======== TASK INPUTS ========

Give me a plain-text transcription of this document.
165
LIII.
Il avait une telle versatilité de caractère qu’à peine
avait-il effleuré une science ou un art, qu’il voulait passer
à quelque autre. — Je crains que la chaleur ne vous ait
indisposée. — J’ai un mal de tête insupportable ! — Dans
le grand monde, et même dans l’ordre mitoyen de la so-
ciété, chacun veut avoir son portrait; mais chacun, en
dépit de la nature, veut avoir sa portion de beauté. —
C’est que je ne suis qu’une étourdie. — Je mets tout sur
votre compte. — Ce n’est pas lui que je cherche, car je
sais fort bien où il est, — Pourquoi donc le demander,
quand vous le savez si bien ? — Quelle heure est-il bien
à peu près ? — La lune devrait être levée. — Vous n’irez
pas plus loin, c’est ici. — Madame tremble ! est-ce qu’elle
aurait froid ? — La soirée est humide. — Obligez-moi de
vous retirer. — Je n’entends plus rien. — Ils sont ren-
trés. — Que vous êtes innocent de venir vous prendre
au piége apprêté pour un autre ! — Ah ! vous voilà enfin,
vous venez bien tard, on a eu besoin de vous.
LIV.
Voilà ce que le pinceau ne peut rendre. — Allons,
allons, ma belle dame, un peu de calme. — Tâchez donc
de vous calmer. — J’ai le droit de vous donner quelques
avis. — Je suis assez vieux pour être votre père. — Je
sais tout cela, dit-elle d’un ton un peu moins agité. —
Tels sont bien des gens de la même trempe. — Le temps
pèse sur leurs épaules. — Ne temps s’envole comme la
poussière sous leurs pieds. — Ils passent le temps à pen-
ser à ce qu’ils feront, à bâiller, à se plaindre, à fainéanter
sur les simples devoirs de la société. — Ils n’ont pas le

========

**EXERCISE OBJECTIVE:**
Faithfully reproduce all of the records, character for character.

**ANSWER TO THE EXERCISE:**
Give me a plain-text transcription of this document.
165
LIII.
Il avait une telle versatilité de caractère qu’à peine
avait-il effleuré une science ou un art, qu’il voulait passer
à quelque autre. — Je crains que la chaleur ne vous ait
indisposée. — J’ai un mal de tête insupportable ! — Dans
le grand monde, et même dans l’ordre mitoyen de la so-
ciété, chacun veut avoir son portrait; mais chacun, en
dépit de la nature, veut avoir sa portion de beauté. —
C’est que je ne suis qu’une étourdie. — Je mets tout sur
votre compte. — Ce n’est pas lui que je cherche, car je
sais fort bien où il est, — Pourquoi donc le demander,
quand vous le savez si bien ? — Quelle heure est-il bien
à peu près ? — La lune devrait être levée. — Vous n’irez
pas plus loin, c’est ici. — Madame tremble ! est-ce qu’elle
aurait froid ? — La soirée est humide. — Obligez-moi de
vous retirer. — Je n’entends plus rien. — Ils sont ren-
trés. — Que vous êtes innocent de venir vous prendre
au piége apprêté pour un autre ! — Ah ! vous voilà enfin,
vous venez bien tard, on a eu besoin de vous.
LIV.
Voilà ce que le pinceau ne peut rendre. — Allons,
allons, ma belle dame, un peu de calme. — Tâchez donc
de vous calmer. — J’ai le droit de vous donner quelques
avis. — Je suis assez vieux pour être votre père. — Je
sais tout cela, dit-elle d’un ton un peu moins agité. —
Tels sont bien des gens de la même trempe. — Le temps
pèse sur leurs épaules. — Ne temps s’envole comme la
poussière sous leurs pieds. — Ils passent le temps à pen-
ser à ce qu’ils feront, à bâiller, à se plaindre, à fainéanter
sur les simples devoirs de la société. — Ils n’ont pas le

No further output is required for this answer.